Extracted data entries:
* START *

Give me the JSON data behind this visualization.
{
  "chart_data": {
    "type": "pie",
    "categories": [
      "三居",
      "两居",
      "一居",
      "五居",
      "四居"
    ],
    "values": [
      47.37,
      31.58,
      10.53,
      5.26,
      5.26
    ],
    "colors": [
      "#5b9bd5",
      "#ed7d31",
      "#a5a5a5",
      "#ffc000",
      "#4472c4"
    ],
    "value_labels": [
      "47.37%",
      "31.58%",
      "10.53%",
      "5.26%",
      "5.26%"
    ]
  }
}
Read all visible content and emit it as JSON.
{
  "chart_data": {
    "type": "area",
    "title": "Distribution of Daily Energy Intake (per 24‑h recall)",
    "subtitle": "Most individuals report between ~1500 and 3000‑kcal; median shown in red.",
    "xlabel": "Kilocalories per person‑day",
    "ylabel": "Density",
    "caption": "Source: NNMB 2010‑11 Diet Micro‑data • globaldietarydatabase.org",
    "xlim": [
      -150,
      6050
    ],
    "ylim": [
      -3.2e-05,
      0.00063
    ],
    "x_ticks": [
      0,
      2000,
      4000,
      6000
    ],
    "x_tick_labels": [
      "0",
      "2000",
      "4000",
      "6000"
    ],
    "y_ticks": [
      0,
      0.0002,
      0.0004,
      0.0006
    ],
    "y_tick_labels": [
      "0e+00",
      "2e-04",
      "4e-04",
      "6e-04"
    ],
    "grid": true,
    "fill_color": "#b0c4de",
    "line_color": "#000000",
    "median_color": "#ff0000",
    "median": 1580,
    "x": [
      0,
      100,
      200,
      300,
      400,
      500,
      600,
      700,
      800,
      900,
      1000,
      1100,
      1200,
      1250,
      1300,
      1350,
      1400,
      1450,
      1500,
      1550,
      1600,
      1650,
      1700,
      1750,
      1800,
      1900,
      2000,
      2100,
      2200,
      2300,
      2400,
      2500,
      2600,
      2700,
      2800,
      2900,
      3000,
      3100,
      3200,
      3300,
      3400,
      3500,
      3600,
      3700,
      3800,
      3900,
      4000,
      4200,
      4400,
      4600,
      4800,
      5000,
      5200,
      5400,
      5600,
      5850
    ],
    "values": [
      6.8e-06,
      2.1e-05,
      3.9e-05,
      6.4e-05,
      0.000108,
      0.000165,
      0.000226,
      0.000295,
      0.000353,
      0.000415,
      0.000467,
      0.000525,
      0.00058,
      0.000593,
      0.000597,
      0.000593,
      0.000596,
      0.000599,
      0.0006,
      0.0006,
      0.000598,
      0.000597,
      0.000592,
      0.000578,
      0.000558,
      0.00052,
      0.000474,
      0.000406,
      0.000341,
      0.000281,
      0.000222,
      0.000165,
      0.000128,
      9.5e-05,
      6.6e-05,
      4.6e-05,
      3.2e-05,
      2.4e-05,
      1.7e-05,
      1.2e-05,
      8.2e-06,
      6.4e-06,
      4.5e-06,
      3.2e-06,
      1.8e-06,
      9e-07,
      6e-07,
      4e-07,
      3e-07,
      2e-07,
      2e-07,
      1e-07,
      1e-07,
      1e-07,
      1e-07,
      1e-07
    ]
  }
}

* END *

▶ Task
From the listing above, extract every line exactly as it stands.

▶ Answer in full
Give me the JSON data behind this visualization.
{
  "chart_data": {
    "type": "pie",
    "categories": [
      "三居",
      "两居",
      "一居",
      "五居",
      "四居"
    ],
    "values": [
      47.37,
      31.58,
      10.53,
      5.26,
      5.26
    ],
    "colors": [
      "#5b9bd5",
      "#ed7d31",
      "#a5a5a5",
      "#ffc000",
      "#4472c4"
    ],
    "value_labels": [
      "47.37%",
      "31.58%",
      "10.53%",
      "5.26%",
      "5.26%"
    ]
  }
}
Read all visible content and emit it as JSON.
{
  "chart_data": {
    "type": "area",
    "title": "Distribution of Daily Energy Intake (per 24‑h recall)",
    "subtitle": "Most individuals report between ~1500 and 3000‑kcal; median shown in red.",
    "xlabel": "Kilocalories per person‑day",
    "ylabel": "Density",
    "caption": "Source: NNMB 2010‑11 Diet Micro‑data • globaldietarydatabase.org",
    "xlim": [
      -150,
      6050
    ],
    "ylim": [
      -3.2e-05,
      0.00063
    ],
    "x_ticks": [
      0,
      2000,
      4000,
      6000
    ],
    "x_tick_labels": [
      "0",
      "2000",
      "4000",
      "6000"
    ],
    "y_ticks": [
      0,
      0.0002,
      0.0004,
      0.0006
    ],
    "y_tick_labels": [
      "0e+00",
      "2e-04",
      "4e-04",
      "6e-04"
    ],
    "grid": true,
    "fill_color": "#b0c4de",
    "line_color": "#000000",
    "median_color": "#ff0000",
    "median": 1580,
    "x": [
      0,
      100,
      200,
      300,
      400,
      500,
      600,
      700,
      800,
      900,
      1000,
      1100,
      1200,
      1250,
      1300,
      1350,
      1400,
      1450,
      1500,
      1550,
      1600,
      1650,
      1700,
      1750,
      1800,
      1900,
      2000,
      2100,
      2200,
      2300,
      2400,
      2500,
      2600,
      2700,
      2800,
      2900,
      3000,
      3100,
      3200,
      3300,
      3400,
      3500,
      3600,
      3700,
      3800,
      3900,
      4000,
      4200,
      4400,
      4600,
      4800,
      5000,
      5200,
      5400,
      5600,
      5850
    ],
    "values": [
      6.8e-06,
      2.1e-05,
      3.9e-05,
      6.4e-05,
      0.000108,
      0.000165,
      0.000226,
      0.000295,
      0.000353,
      0.000415,
      0.000467,
      0.000525,
      0.00058,
      0.000593,
      0.000597,
      0.000593,
      0.000596,
      0.000599,
      0.0006,
      0.0006,
      0.000598,
      0.000597,
      0.000592,
      0.000578,
      0.000558,
      0.00052,
      0.000474,
      0.000406,
      0.000341,
      0.000281,
      0.000222,
      0.000165,
      0.000128,
      9.5e-05,
      6.6e-05,
      4.6e-05,
      3.2e-05,
      2.4e-05,
      1.7e-05,
      1.2e-05,
      8.2e-06,
      6.4e-06,
      4.5e-06,
      3.2e-06,
      1.8e-06,
      9e-07,
      6e-07,
      4e-07,
      3e-07,
      2e-07,
      2e-07,
      1e-07,
      1e-07,
      1e-07,
      1e-07,
      1e-07
    ]
  }
}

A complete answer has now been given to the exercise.